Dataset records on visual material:
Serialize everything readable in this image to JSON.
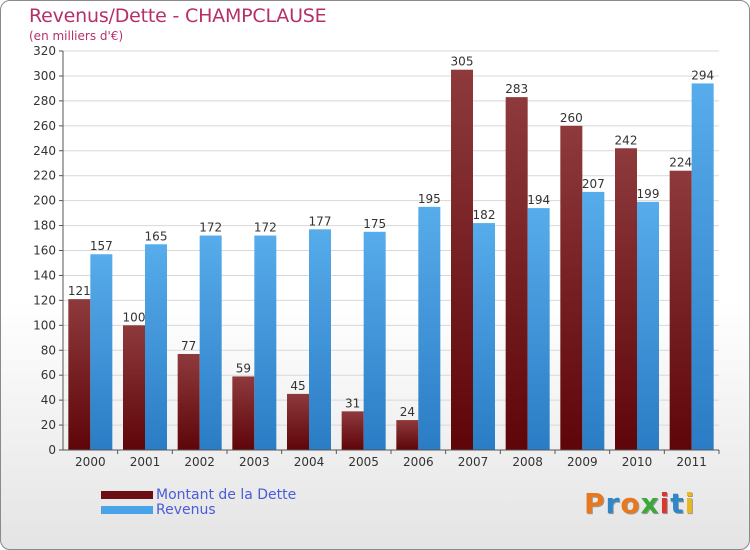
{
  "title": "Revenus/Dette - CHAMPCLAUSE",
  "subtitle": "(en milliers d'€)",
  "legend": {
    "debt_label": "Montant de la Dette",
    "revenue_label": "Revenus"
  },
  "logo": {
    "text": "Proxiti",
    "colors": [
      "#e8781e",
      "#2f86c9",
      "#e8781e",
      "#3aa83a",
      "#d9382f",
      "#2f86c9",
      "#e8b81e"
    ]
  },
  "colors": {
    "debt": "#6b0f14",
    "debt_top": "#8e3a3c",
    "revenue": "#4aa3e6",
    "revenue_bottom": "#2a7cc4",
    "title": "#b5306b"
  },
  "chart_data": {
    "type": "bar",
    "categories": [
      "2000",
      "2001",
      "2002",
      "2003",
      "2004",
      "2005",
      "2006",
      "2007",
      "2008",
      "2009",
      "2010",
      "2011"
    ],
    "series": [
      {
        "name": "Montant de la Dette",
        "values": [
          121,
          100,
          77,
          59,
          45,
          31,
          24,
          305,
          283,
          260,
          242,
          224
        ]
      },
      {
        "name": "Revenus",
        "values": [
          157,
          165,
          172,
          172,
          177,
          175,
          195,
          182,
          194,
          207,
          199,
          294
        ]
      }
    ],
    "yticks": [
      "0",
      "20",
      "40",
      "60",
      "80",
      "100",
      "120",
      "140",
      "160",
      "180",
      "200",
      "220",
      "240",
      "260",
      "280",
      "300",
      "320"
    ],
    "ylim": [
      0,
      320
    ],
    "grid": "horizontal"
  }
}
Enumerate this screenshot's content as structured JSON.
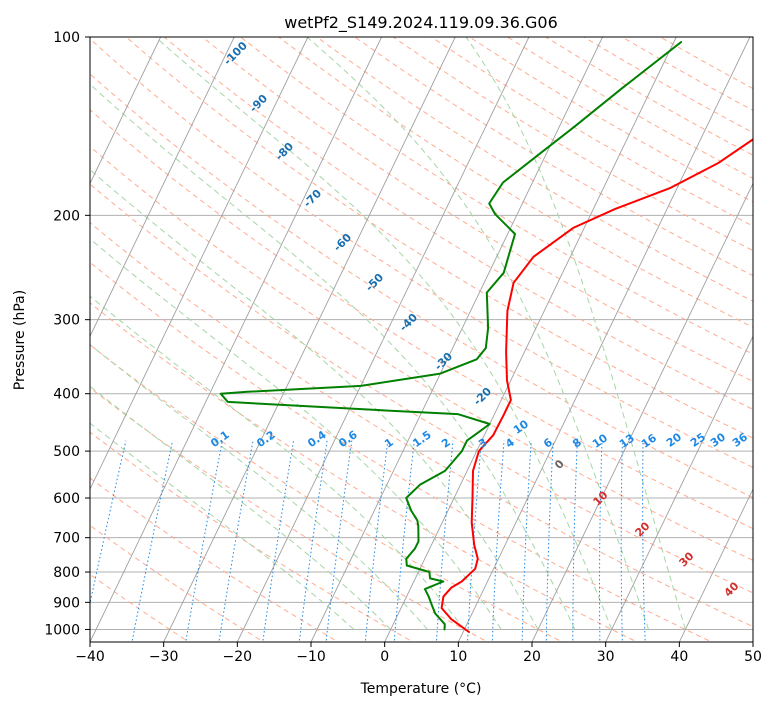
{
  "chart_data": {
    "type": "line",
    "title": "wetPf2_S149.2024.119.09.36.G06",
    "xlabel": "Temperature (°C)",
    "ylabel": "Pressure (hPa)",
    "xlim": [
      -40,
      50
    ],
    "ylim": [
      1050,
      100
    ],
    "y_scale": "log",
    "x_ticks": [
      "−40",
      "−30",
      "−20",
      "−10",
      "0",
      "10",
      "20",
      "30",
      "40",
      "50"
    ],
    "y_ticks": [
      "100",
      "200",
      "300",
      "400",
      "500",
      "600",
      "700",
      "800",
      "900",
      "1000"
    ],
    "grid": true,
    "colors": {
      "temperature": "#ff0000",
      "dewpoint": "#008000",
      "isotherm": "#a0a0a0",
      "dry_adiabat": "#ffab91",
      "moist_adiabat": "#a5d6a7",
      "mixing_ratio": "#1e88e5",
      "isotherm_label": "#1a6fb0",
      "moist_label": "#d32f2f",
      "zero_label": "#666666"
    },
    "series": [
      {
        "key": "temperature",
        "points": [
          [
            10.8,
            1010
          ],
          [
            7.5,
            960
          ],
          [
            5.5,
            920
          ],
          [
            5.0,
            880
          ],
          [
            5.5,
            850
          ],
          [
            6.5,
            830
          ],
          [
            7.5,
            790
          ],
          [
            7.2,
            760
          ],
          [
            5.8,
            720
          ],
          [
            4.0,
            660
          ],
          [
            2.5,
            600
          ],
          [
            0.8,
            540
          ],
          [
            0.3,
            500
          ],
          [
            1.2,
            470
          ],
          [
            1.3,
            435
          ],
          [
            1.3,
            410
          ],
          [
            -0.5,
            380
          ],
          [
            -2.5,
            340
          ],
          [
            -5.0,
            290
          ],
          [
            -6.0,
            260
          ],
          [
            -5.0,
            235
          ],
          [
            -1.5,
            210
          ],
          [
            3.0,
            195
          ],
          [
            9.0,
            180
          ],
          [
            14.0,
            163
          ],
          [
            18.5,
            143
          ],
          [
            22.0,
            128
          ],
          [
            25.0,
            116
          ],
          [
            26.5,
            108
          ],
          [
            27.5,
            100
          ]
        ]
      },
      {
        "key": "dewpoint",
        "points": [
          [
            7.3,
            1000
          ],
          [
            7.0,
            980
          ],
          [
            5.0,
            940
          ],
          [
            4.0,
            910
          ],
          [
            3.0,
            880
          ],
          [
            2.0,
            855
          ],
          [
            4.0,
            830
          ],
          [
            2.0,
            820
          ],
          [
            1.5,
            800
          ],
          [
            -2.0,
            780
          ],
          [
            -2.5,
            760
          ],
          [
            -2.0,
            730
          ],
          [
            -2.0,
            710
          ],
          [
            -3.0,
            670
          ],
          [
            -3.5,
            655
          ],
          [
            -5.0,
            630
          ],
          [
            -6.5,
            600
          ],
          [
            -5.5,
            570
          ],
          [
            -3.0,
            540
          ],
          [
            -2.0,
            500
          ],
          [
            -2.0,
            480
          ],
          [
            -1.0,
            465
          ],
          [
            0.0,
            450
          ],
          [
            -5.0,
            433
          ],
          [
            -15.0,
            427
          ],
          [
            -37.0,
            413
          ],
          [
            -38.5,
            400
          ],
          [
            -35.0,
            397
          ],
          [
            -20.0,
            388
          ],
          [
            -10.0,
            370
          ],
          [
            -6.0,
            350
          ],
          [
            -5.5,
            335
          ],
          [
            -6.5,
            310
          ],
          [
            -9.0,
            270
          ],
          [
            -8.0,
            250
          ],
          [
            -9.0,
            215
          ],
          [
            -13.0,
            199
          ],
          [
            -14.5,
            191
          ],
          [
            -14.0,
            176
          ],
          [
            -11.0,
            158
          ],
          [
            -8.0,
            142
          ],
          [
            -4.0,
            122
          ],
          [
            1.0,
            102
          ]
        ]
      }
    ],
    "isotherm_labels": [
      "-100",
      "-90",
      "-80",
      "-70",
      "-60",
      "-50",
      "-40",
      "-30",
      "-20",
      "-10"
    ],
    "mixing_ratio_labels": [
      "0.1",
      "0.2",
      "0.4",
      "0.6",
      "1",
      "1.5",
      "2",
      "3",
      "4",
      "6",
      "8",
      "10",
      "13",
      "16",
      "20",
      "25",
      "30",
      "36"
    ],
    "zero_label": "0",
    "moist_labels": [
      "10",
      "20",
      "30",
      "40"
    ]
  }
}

STATED PROBLEM:
Read through the lines above and collect those that contain the string "this".

CORRECT RESPONSE:
Serialize everything readable in this image to JSON.
Enumerate this screenshot's content as structured JSON.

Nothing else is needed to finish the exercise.